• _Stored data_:
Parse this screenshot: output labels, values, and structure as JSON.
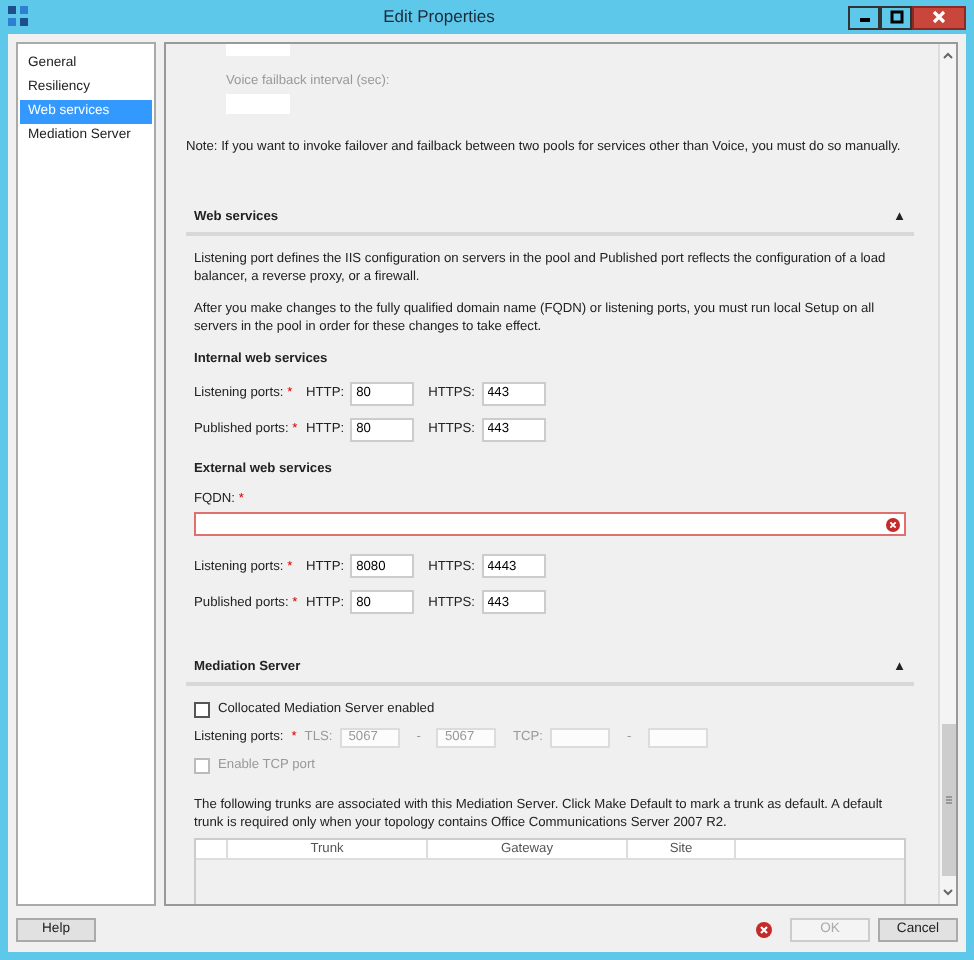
{
  "window": {
    "title": "Edit Properties"
  },
  "sidebar": {
    "items": [
      {
        "label": "General",
        "selected": false
      },
      {
        "label": "Resiliency",
        "selected": false
      },
      {
        "label": "Web services",
        "selected": true
      },
      {
        "label": "Mediation Server",
        "selected": false
      }
    ]
  },
  "resiliency": {
    "failback_label": "Voice failback interval (sec):",
    "note": "Note: If you want to invoke failover and failback between two pools for services other than Voice, you must do so manually."
  },
  "web_services": {
    "title": "Web services",
    "collapse_glyph": "▲",
    "paragraphs": [
      "Listening port defines the IIS configuration on servers in the pool and Published port reflects the configuration of a load balancer, a reverse proxy, or a firewall.",
      "After you make changes to the fully qualified domain name (FQDN) or listening ports, you must run local Setup on all servers in the pool in order for these changes to take effect."
    ],
    "internal": {
      "title": "Internal web services",
      "rows": [
        {
          "label": "Listening ports:",
          "required_mark": "*",
          "http_label": "HTTP:",
          "http": "80",
          "https_label": "HTTPS:",
          "https": "443"
        },
        {
          "label": "Published ports:",
          "required_mark": "*",
          "http_label": "HTTP:",
          "http": "80",
          "https_label": "HTTPS:",
          "https": "443"
        }
      ]
    },
    "external": {
      "title": "External web services",
      "fqdn_label": "FQDN:",
      "fqdn_required_mark": "*",
      "fqdn_error": true,
      "rows": [
        {
          "label": "Listening ports:",
          "required_mark": "*",
          "http_label": "HTTP:",
          "http": "8080",
          "https_label": "HTTPS:",
          "https": "4443"
        },
        {
          "label": "Published ports:",
          "required_mark": "*",
          "http_label": "HTTP:",
          "http": "80",
          "https_label": "HTTPS:",
          "https": "443"
        }
      ]
    }
  },
  "mediation": {
    "title": "Mediation Server",
    "collapse_glyph": "▲",
    "collocated": {
      "label": "Collocated Mediation Server enabled",
      "checked": false,
      "disabled": false
    },
    "ports": {
      "label": "Listening ports:",
      "required_mark": "*",
      "disabled": true,
      "tls_label": "TLS:",
      "tls_from": "5067",
      "dash_1": "-",
      "tls_to": "5067",
      "tcp_label": "TCP:",
      "dash_2": "-"
    },
    "enable_tcp": {
      "label": "Enable TCP port",
      "checked": false,
      "disabled": true
    },
    "trunks_note": "The following trunks are associated with this Mediation Server. Click Make Default to mark a trunk as default. A default trunk is required only when your topology contains Office Communications Server 2007 R2.",
    "table": {
      "columns": [
        "Trunk",
        "Gateway",
        "Site"
      ]
    }
  },
  "buttons": [
    {
      "label": "Help",
      "disabled": false
    },
    {
      "label": "OK",
      "disabled": true
    },
    {
      "label": "Cancel",
      "disabled": false
    }
  ]
}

• _EXERCISE INSTRUCTIONS_: Reproduce each line of the records exactly, and omit every picture.

• _COMPLETE OUTPUT_:
Parse this screenshot: output labels, values, and structure as JSON.
{
  "window": {
    "title": "Edit Properties"
  },
  "sidebar": {
    "items": [
      {
        "label": "General",
        "selected": false
      },
      {
        "label": "Resiliency",
        "selected": false
      },
      {
        "label": "Web services",
        "selected": true
      },
      {
        "label": "Mediation Server",
        "selected": false
      }
    ]
  },
  "resiliency": {
    "failback_label": "Voice failback interval (sec):",
    "note": "Note: If you want to invoke failover and failback between two pools for services other than Voice, you must do so manually."
  },
  "web_services": {
    "title": "Web services",
    "collapse_glyph": "▲",
    "paragraphs": [
      "Listening port defines the IIS configuration on servers in the pool and Published port reflects the configuration of a load balancer, a reverse proxy, or a firewall.",
      "After you make changes to the fully qualified domain name (FQDN) or listening ports, you must run local Setup on all servers in the pool in order for these changes to take effect."
    ],
    "internal": {
      "title": "Internal web services",
      "rows": [
        {
          "label": "Listening ports:",
          "required_mark": "*",
          "http_label": "HTTP:",
          "http": "80",
          "https_label": "HTTPS:",
          "https": "443"
        },
        {
          "label": "Published ports:",
          "required_mark": "*",
          "http_label": "HTTP:",
          "http": "80",
          "https_label": "HTTPS:",
          "https": "443"
        }
      ]
    },
    "external": {
      "title": "External web services",
      "fqdn_label": "FQDN:",
      "fqdn_required_mark": "*",
      "fqdn_error": true,
      "rows": [
        {
          "label": "Listening ports:",
          "required_mark": "*",
          "http_label": "HTTP:",
          "http": "8080",
          "https_label": "HTTPS:",
          "https": "4443"
        },
        {
          "label": "Published ports:",
          "required_mark": "*",
          "http_label": "HTTP:",
          "http": "80",
          "https_label": "HTTPS:",
          "https": "443"
        }
      ]
    }
  },
  "mediation": {
    "title": "Mediation Server",
    "collapse_glyph": "▲",
    "collocated": {
      "label": "Collocated Mediation Server enabled",
      "checked": false,
      "disabled": false
    },
    "ports": {
      "label": "Listening ports:",
      "required_mark": "*",
      "disabled": true,
      "tls_label": "TLS:",
      "tls_from": "5067",
      "dash_1": "-",
      "tls_to": "5067",
      "tcp_label": "TCP:",
      "dash_2": "-"
    },
    "enable_tcp": {
      "label": "Enable TCP port",
      "checked": false,
      "disabled": true
    },
    "trunks_note": "The following trunks are associated with this Mediation Server. Click Make Default to mark a trunk as default. A default trunk is required only when your topology contains Office Communications Server 2007 R2.",
    "table": {
      "columns": [
        "Trunk",
        "Gateway",
        "Site"
      ]
    }
  },
  "buttons": [
    {
      "label": "Help",
      "disabled": false
    },
    {
      "label": "OK",
      "disabled": true
    },
    {
      "label": "Cancel",
      "disabled": false
    }
  ]
}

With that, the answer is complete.